══ Input

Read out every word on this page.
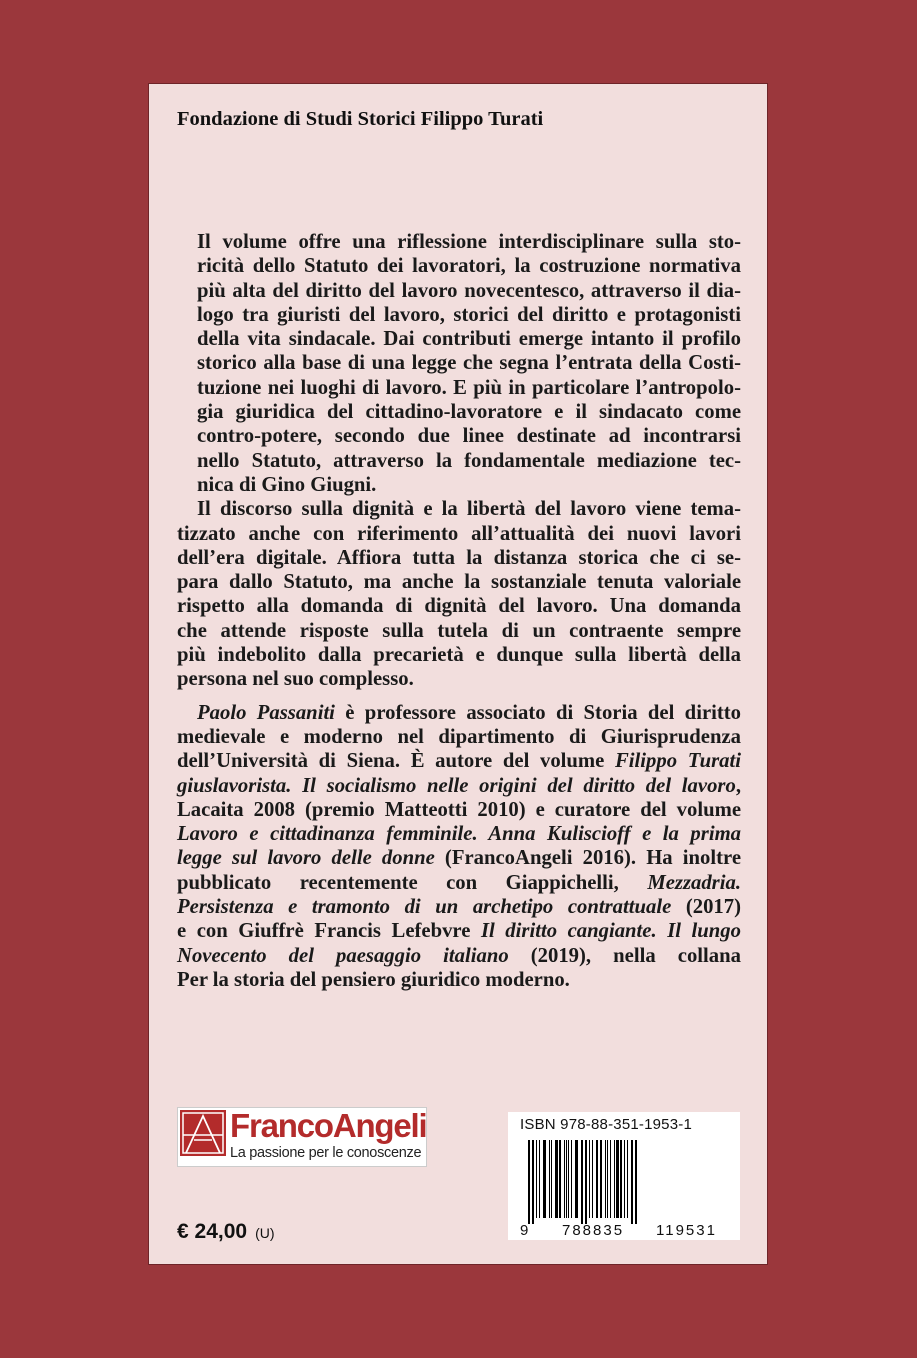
Fondazione di Studi Storici Filippo Turati

Il volume offre una riflessione interdisciplinare sulla sto-
ricità dello Statuto dei lavoratori, la costruzione normativa
più alta del diritto del lavoro novecentesco, attraverso il dia-
logo tra giuristi del lavoro, storici del diritto e protagonisti
della vita sindacale. Dai contributi emerge intanto il profilo
storico alla base di una legge che segna l’entrata della Costi-
tuzione nei luoghi di lavoro. E più in particolare l’antropolo-
gia giuridica del cittadino-lavoratore e il sindacato come
contro-potere, secondo due linee destinate ad incontrarsi
nello Statuto, attraverso la fondamentale mediazione tec-
nica di Gino Giugni.

Il discorso sulla dignità e la libertà del lavoro viene tema-
tizzato anche con riferimento all’attualità dei nuovi lavori
dell’era digitale. Affiora tutta la distanza storica che ci se-
para dallo Statuto, ma anche la sostanziale tenuta valoriale
rispetto alla domanda di dignità del lavoro. Una domanda
che attende risposte sulla tutela di un contraente sempre
più indebolito dalla precarietà e dunque sulla libertà della
persona nel suo complesso.

Paolo Passaniti è professore associato di Storia del diritto
medievale e moderno nel dipartimento di Giurisprudenza
dell’Università di Siena. È autore del volume Filippo Turati
giuslavorista. Il socialismo nelle origini del diritto del lavoro,
Lacaita 2008 (premio Matteotti 2010) e curatore del volume
Lavoro e cittadinanza femminile. Anna Kuliscioff e la prima
legge sul lavoro delle donne (FrancoAngeli 2016). Ha inoltre
pubblicato recentemente con Giappichelli, Mezzadria.
Persistenza e tramonto di un archetipo contrattuale (2017)
e con Giuffrè Francis Lefebvre Il diritto cangiante. Il lungo
Novecento del paesaggio italiano (2019), nella collana
Per la storia del pensiero giuridico moderno.

FrancoAngeli
La passione per le conoscenze
€ 24,00 (U)
ISBN 978-88-351-1953-1
9 788835 119531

════

» Required task
Give an exact copy of the material, leaving out every picture.

» Exercise response
Read out every word on this page.
Fondazione di Studi Storici Filippo Turati

Il volume offre una riflessione interdisciplinare sulla sto-
ricità dello Statuto dei lavoratori, la costruzione normativa
più alta del diritto del lavoro novecentesco, attraverso il dia-
logo tra giuristi del lavoro, storici del diritto e protagonisti
della vita sindacale. Dai contributi emerge intanto il profilo
storico alla base di una legge che segna l’entrata della Costi-
tuzione nei luoghi di lavoro. E più in particolare l’antropolo-
gia giuridica del cittadino-lavoratore e il sindacato come
contro-potere, secondo due linee destinate ad incontrarsi
nello Statuto, attraverso la fondamentale mediazione tec-
nica di Gino Giugni.

Il discorso sulla dignità e la libertà del lavoro viene tema-
tizzato anche con riferimento all’attualità dei nuovi lavori
dell’era digitale. Affiora tutta la distanza storica che ci se-
para dallo Statuto, ma anche la sostanziale tenuta valoriale
rispetto alla domanda di dignità del lavoro. Una domanda
che attende risposte sulla tutela di un contraente sempre
più indebolito dalla precarietà e dunque sulla libertà della
persona nel suo complesso.

Paolo Passaniti è professore associato di Storia del diritto
medievale e moderno nel dipartimento di Giurisprudenza
dell’Università di Siena. È autore del volume Filippo Turati
giuslavorista. Il socialismo nelle origini del diritto del lavoro,
Lacaita 2008 (premio Matteotti 2010) e curatore del volume
Lavoro e cittadinanza femminile. Anna Kuliscioff e la prima
legge sul lavoro delle donne (FrancoAngeli 2016). Ha inoltre
pubblicato recentemente con Giappichelli, Mezzadria.
Persistenza e tramonto di un archetipo contrattuale (2017)
e con Giuffrè Francis Lefebvre Il diritto cangiante. Il lungo
Novecento del paesaggio italiano (2019), nella collana
Per la storia del pensiero giuridico moderno.

FrancoAngeli
La passione per le conoscenze
€ 24,00 (U)
ISBN 978-88-351-1953-1
9 788835 119531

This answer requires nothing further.